• [What to work on] Below are records to be output exactly, every one of them.

• [Stored data entries]
-------------------------

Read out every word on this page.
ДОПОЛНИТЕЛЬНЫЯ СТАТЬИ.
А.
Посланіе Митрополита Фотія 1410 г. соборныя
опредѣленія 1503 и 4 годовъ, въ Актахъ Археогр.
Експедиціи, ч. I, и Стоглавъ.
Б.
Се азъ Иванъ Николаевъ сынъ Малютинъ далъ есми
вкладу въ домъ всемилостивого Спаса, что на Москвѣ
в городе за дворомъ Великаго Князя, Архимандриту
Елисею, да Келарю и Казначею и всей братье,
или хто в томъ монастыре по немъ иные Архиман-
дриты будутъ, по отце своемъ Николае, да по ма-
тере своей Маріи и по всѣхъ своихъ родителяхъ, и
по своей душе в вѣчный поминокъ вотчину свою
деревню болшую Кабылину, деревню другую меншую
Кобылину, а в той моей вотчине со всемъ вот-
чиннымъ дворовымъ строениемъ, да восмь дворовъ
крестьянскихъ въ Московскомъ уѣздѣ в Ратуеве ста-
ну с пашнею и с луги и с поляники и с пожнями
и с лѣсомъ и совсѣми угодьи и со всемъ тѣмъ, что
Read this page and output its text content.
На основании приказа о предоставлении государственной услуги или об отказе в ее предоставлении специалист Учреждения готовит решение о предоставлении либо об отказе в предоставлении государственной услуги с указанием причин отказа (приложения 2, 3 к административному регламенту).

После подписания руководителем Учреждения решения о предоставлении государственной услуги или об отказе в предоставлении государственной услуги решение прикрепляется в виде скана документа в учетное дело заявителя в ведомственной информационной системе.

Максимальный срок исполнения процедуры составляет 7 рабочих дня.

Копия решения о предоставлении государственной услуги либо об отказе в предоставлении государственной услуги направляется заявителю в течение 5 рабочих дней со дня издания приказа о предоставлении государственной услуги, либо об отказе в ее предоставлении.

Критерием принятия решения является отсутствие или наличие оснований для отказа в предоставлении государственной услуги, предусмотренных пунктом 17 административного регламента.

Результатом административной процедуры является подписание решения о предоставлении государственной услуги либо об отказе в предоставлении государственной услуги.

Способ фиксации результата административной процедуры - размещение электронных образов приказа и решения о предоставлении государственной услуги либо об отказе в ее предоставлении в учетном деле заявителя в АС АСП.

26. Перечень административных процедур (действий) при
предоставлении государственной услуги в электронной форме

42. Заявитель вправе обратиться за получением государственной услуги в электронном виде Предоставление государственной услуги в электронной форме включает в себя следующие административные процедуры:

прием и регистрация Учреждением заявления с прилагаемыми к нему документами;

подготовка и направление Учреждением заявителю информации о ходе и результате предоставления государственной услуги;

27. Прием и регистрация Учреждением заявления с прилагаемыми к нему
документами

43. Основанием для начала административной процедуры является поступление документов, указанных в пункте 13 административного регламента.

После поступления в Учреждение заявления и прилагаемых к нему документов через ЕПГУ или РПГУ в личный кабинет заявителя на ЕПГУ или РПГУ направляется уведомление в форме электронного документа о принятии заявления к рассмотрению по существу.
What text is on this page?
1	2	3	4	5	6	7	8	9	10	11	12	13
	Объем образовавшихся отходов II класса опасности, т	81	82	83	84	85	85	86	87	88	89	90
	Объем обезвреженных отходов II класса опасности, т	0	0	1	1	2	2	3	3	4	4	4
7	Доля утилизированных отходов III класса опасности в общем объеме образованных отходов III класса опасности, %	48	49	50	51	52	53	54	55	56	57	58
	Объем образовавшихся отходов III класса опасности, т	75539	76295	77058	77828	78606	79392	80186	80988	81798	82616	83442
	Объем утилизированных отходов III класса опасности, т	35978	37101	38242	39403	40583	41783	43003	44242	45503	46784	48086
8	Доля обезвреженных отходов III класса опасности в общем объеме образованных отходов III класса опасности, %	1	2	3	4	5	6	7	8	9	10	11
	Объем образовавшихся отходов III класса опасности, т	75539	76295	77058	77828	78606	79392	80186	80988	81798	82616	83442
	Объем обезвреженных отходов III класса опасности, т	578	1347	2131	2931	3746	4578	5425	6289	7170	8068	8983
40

-------------------------

• [Final answer]
Read out every word on this page.
ДОПОЛНИТЕЛЬНЫЯ СТАТЬИ.
А.
Посланіе Митрополита Фотія 1410 г. соборныя
опредѣленія 1503 и 4 годовъ, въ Актахъ Археогр.
Експедиціи, ч. I, и Стоглавъ.
Б.
Се азъ Иванъ Николаевъ сынъ Малютинъ далъ есми
вкладу въ домъ всемилостивого Спаса, что на Москвѣ
в городе за дворомъ Великаго Князя, Архимандриту
Елисею, да Келарю и Казначею и всей братье,
или хто в томъ монастыре по немъ иные Архиман-
дриты будутъ, по отце своемъ Николае, да по ма-
тере своей Маріи и по всѣхъ своихъ родителяхъ, и
по своей душе в вѣчный поминокъ вотчину свою
деревню болшую Кабылину, деревню другую меншую
Кобылину, а в той моей вотчине со всемъ вот-
чиннымъ дворовымъ строениемъ, да восмь дворовъ
крестьянскихъ въ Московскомъ уѣздѣ в Ратуеве ста-
ну с пашнею и с луги и с поляники и с пожнями
и с лѣсомъ и совсѣми угодьи и со всемъ тѣмъ, что
Read this page and output its text content.
На основании приказа о предоставлении государственной услуги или об отказе в ее предоставлении специалист Учреждения готовит решение о предоставлении либо об отказе в предоставлении государственной услуги с указанием причин отказа (приложения 2, 3 к административному регламенту).

После подписания руководителем Учреждения решения о предоставлении государственной услуги или об отказе в предоставлении государственной услуги решение прикрепляется в виде скана документа в учетное дело заявителя в ведомственной информационной системе.

Максимальный срок исполнения процедуры составляет 7 рабочих дня.

Копия решения о предоставлении государственной услуги либо об отказе в предоставлении государственной услуги направляется заявителю в течение 5 рабочих дней со дня издания приказа о предоставлении государственной услуги, либо об отказе в ее предоставлении.

Критерием принятия решения является отсутствие или наличие оснований для отказа в предоставлении государственной услуги, предусмотренных пунктом 17 административного регламента.

Результатом административной процедуры является подписание решения о предоставлении государственной услуги либо об отказе в предоставлении государственной услуги.

Способ фиксации результата административной процедуры - размещение электронных образов приказа и решения о предоставлении государственной услуги либо об отказе в ее предоставлении в учетном деле заявителя в АС АСП.

26. Перечень административных процедур (действий) при
предоставлении государственной услуги в электронной форме

42. Заявитель вправе обратиться за получением государственной услуги в электронном виде Предоставление государственной услуги в электронной форме включает в себя следующие административные процедуры:

прием и регистрация Учреждением заявления с прилагаемыми к нему документами;

подготовка и направление Учреждением заявителю информации о ходе и результате предоставления государственной услуги;

27. Прием и регистрация Учреждением заявления с прилагаемыми к нему
документами

43. Основанием для начала административной процедуры является поступление документов, указанных в пункте 13 административного регламента.

После поступления в Учреждение заявления и прилагаемых к нему документов через ЕПГУ или РПГУ в личный кабинет заявителя на ЕПГУ или РПГУ направляется уведомление в форме электронного документа о принятии заявления к рассмотрению по существу.
What text is on this page?
1	2	3	4	5	6	7	8	9	10	11	12	13
	Объем образовавшихся отходов II класса опасности, т	81	82	83	84	85	85	86	87	88	89	90
	Объем обезвреженных отходов II класса опасности, т	0	0	1	1	2	2	3	3	4	4	4
7	Доля утилизированных отходов III класса опасности в общем объеме образованных отходов III класса опасности, %	48	49	50	51	52	53	54	55	56	57	58
	Объем образовавшихся отходов III класса опасности, т	75539	76295	77058	77828	78606	79392	80186	80988	81798	82616	83442
	Объем утилизированных отходов III класса опасности, т	35978	37101	38242	39403	40583	41783	43003	44242	45503	46784	48086
8	Доля обезвреженных отходов III класса опасности в общем объеме образованных отходов III класса опасности, %	1	2	3	4	5	6	7	8	9	10	11
	Объем образовавшихся отходов III класса опасности, т	75539	76295	77058	77828	78606	79392	80186	80988	81798	82616	83442
	Объем обезвреженных отходов III класса опасности, т	578	1347	2131	2931	3746	4578	5425	6289	7170	8068	8983
40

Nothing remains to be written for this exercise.